━━━━━ Supplied passage

THE EVENING STAR
Venus circles the Sun once every 225 days. But because Earth is also moving, it takes 584 days before Venus re-appears in the same part of our sky. This makes the typical Venus apparition a far more leisurely business than Mercury's frantic scurry.
It begins when Venus emerges from the Sun's glow, low in the evening twilight. At this point, it looks small (about 10 arcseconds across) and round in phase.
Each night, the planet climbs higher, moving farther from the Sun. At greatest eastern elongation, it stands highest above the western horizon. It is in half-lit phase, but it has grown to about 25 arcseconds. Now at magnitude —4.5, the planet will be brighter than anything in the sky except the Sun or Moon. Although it does not move visibly, Venus resembles an airplane with landing lights on, and has caused many a UFO report.
After greatest elongation, Venus loses altitude but grows even brighter as it approaches Earth. The point of greatest brilliancy occurs about 4 weeks before inferior conjunction.
Venus is then bright enough to cast a shadow. In a. dark location, hold a sheet of white paper facing Venus. Let your eyes dark-adapt, then move your hand just in front of the paper. The shadow will be sharp-edged compared to shadows cast by the Sun or Moon. This is because Venus is a point-source of light, nither than a broad disk.
A week before inferior conjunction, Venus is in crescent phase, but has grown to nearly
60 arcseconds across—just within the resolving power of human eyesight. Not every-one's vision is acute enough to see the crescent, however, and binoculars can help.
At inferior conjunction, Venus overtakes Earth, leaves the evening sky, and shifts into the morning. Thereafter, it rises before the Sun, repeating the stages of its evening performance, but in reverse order.
Superior conjunction, when
Venus lies on the other side of the Sun from us, marks the close of one apparition—and the start of the next.

━━━━━━━━━━

• _The task_:
According to the passage on Venus, how many days pass before Venus re-appears in the same part of our sky?

━━━━━ Input data

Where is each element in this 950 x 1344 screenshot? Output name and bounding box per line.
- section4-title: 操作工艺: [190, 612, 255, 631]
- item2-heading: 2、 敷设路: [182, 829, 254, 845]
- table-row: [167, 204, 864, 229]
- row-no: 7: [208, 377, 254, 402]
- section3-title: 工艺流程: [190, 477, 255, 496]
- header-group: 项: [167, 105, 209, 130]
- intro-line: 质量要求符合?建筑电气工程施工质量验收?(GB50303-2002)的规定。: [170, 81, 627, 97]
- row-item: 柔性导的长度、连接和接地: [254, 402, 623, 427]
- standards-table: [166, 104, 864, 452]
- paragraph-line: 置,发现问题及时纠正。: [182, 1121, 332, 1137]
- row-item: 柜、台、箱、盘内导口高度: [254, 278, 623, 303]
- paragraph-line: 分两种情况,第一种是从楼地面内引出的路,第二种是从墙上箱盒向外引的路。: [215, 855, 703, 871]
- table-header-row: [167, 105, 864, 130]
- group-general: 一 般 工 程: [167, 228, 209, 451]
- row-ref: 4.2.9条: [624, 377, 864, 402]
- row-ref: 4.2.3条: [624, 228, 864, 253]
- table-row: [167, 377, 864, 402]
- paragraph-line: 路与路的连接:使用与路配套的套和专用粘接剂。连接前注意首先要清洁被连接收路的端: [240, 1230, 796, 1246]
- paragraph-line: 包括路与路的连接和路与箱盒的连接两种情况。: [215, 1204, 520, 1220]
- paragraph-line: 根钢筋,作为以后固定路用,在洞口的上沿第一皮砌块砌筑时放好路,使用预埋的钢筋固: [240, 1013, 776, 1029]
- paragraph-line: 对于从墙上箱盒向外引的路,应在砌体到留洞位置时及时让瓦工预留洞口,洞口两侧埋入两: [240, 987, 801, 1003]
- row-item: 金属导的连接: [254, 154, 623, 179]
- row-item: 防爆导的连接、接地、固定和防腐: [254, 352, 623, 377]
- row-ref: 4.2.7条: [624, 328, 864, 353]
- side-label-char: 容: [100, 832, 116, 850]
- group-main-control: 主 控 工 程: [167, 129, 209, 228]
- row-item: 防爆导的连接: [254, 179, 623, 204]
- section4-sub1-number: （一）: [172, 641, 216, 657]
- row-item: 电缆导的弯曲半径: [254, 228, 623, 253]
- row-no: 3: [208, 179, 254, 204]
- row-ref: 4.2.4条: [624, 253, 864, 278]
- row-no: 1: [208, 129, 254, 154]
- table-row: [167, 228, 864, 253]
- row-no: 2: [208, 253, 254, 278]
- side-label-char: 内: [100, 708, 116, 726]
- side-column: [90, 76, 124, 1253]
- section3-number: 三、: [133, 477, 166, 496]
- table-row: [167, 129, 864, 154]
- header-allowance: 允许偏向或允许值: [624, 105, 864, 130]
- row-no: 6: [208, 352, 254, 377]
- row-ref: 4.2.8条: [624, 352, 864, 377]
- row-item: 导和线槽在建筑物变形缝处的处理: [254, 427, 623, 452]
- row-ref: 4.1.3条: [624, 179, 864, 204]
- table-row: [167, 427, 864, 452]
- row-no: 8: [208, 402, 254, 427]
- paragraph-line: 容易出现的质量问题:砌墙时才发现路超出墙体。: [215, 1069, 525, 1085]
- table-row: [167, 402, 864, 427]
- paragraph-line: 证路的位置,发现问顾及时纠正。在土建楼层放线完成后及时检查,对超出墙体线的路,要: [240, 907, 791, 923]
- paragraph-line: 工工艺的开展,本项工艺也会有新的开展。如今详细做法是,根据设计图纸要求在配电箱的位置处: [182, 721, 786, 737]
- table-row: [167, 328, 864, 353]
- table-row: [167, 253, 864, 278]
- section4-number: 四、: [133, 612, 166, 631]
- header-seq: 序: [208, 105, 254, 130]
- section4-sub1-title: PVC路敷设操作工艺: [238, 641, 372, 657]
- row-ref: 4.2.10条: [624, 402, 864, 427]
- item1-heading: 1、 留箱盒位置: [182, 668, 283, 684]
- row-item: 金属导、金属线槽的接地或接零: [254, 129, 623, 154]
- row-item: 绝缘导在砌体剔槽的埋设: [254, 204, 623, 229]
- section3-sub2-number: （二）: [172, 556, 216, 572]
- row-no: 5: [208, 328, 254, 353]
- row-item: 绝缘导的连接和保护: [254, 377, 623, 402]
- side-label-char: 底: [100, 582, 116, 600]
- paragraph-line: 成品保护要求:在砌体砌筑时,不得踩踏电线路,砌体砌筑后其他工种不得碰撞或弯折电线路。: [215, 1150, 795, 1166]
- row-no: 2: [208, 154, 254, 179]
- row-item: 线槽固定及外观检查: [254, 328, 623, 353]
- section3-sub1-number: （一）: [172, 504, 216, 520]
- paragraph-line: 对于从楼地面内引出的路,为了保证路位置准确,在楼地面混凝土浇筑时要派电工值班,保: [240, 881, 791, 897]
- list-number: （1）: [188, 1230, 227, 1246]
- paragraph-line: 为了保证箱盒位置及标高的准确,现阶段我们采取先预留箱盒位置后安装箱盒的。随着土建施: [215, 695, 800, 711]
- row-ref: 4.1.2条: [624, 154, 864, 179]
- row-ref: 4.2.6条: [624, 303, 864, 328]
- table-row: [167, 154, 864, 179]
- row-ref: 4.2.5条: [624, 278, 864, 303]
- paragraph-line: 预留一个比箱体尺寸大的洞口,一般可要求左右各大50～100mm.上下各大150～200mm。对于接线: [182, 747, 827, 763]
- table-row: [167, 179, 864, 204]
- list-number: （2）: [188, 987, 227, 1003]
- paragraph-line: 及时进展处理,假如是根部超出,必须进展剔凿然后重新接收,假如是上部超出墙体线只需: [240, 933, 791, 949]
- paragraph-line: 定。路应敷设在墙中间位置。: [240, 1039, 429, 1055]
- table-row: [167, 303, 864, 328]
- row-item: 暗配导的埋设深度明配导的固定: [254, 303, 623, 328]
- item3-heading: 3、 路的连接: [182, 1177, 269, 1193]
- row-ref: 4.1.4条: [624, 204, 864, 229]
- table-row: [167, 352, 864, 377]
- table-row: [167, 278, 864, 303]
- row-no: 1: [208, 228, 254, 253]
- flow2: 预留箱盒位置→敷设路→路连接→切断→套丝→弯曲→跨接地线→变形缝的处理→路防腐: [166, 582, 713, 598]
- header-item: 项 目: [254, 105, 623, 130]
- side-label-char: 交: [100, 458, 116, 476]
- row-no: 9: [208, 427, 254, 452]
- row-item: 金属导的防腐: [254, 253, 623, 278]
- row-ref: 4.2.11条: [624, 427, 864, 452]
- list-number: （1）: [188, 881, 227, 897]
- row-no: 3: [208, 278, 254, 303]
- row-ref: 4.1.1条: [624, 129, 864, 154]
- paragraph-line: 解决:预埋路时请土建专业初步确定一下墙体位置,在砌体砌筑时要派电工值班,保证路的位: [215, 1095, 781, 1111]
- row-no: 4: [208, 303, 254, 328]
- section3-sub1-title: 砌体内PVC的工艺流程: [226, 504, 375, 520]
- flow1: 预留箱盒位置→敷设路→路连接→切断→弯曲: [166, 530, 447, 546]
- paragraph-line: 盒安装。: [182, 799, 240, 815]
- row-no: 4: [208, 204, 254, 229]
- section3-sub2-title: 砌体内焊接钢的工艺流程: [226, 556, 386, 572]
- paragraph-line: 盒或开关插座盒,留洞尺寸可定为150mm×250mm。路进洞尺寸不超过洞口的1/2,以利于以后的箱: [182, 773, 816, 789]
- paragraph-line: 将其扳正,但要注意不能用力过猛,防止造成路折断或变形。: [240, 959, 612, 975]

━━━━━━━━━━

• _Answer to this exercise_:
584 days.